Exercise instructions -
Extract each line holding the word "ffffff" from the entries.

_ _ _ _

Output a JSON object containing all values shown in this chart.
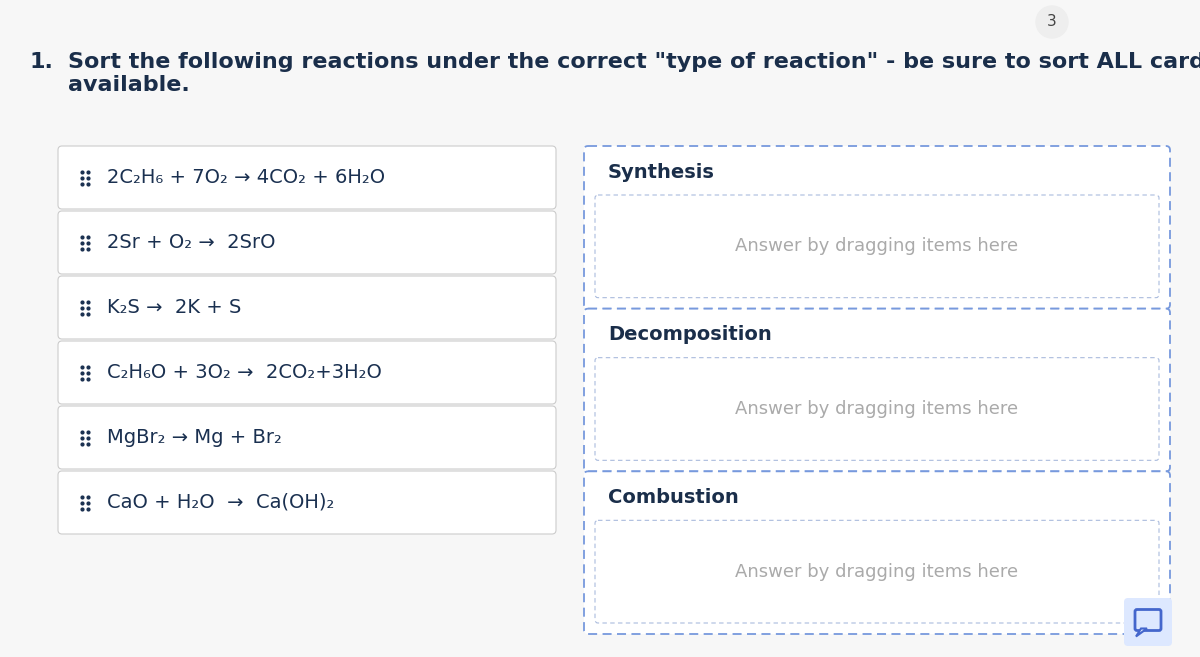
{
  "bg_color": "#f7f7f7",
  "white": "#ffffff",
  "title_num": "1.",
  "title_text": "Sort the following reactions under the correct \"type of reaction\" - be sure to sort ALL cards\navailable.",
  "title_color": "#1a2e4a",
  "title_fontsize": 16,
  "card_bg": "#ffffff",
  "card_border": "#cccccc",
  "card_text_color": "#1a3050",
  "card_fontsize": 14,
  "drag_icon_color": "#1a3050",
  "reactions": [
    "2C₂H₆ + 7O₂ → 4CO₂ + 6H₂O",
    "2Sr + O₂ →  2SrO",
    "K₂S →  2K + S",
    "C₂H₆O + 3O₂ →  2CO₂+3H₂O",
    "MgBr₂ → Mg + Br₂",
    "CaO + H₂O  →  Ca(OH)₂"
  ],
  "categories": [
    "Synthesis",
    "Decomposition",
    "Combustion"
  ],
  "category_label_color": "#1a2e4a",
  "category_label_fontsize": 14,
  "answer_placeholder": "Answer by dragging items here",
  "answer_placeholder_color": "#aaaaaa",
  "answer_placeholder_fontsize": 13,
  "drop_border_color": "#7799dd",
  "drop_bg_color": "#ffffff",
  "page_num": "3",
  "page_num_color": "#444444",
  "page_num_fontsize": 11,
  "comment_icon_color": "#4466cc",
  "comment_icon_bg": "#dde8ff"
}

_ _ _ _

Output -
  "white": "#ffffff",
  "card_bg": "#ffffff",
  "drop_bg_color": "#ffffff",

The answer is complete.